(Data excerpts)
##########

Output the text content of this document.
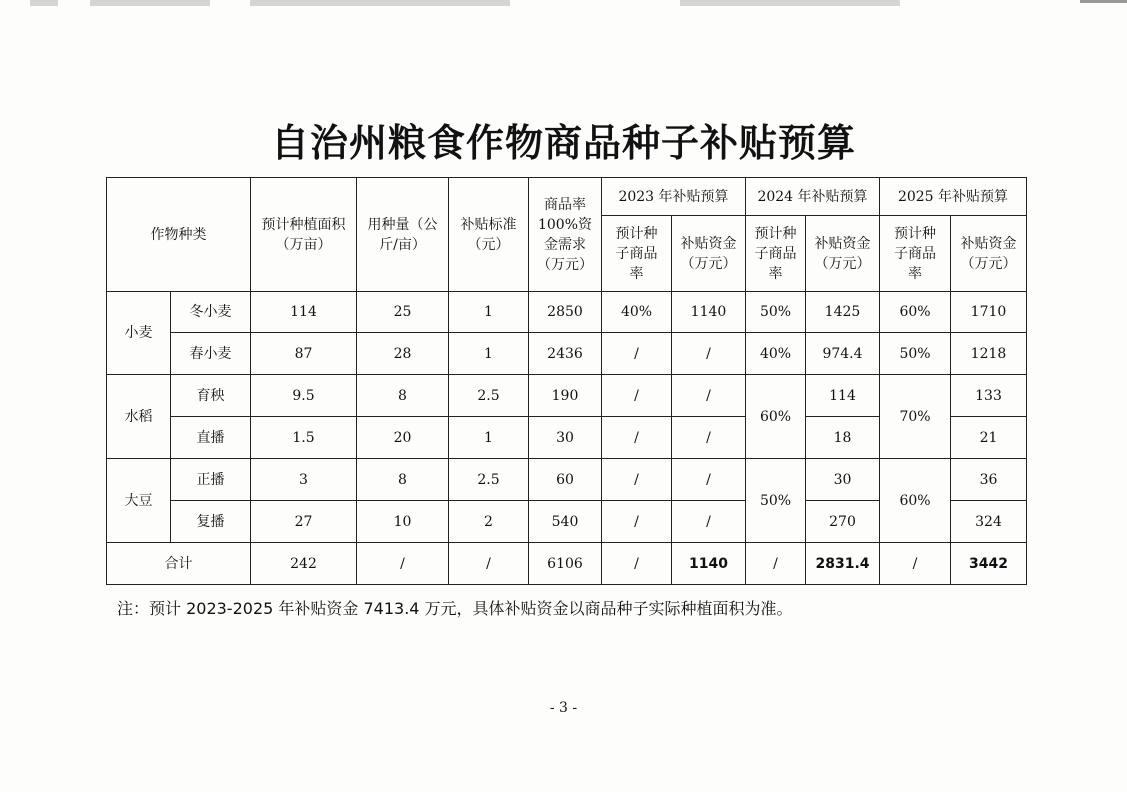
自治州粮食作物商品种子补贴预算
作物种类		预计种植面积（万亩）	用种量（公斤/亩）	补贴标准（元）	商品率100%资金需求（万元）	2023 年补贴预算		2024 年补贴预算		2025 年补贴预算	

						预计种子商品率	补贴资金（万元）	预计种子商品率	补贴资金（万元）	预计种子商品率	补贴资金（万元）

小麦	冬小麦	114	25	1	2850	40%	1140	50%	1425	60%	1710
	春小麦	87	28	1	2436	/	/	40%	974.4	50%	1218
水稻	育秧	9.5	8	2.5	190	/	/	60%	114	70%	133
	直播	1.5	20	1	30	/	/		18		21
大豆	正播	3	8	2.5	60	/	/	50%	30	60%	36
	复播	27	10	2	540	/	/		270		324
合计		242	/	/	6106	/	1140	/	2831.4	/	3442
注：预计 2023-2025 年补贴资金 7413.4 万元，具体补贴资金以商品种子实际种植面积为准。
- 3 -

##########

• WRITTEN REQUEST:
Exclude the images, then output the data above word for word.

• FULL OUTPUT:
Output the text content of this document.
自治州粮食作物商品种子补贴预算
作物种类		预计种植面积（万亩）	用种量（公斤/亩）	补贴标准（元）	商品率100%资金需求（万元）	2023 年补贴预算		2024 年补贴预算		2025 年补贴预算	

						预计种子商品率	补贴资金（万元）	预计种子商品率	补贴资金（万元）	预计种子商品率	补贴资金（万元）

小麦	冬小麦	114	25	1	2850	40%	1140	50%	1425	60%	1710
	春小麦	87	28	1	2436	/	/	40%	974.4	50%	1218
水稻	育秧	9.5	8	2.5	190	/	/	60%	114	70%	133
	直播	1.5	20	1	30	/	/		18		21
大豆	正播	3	8	2.5	60	/	/	50%	30	60%	36
	复播	27	10	2	540	/	/		270		324
合计		242	/	/	6106	/	1140	/	2831.4	/	3442
注：预计 2023-2025 年补贴资金 7413.4 万元，具体补贴资金以商品种子实际种植面积为准。
- 3 -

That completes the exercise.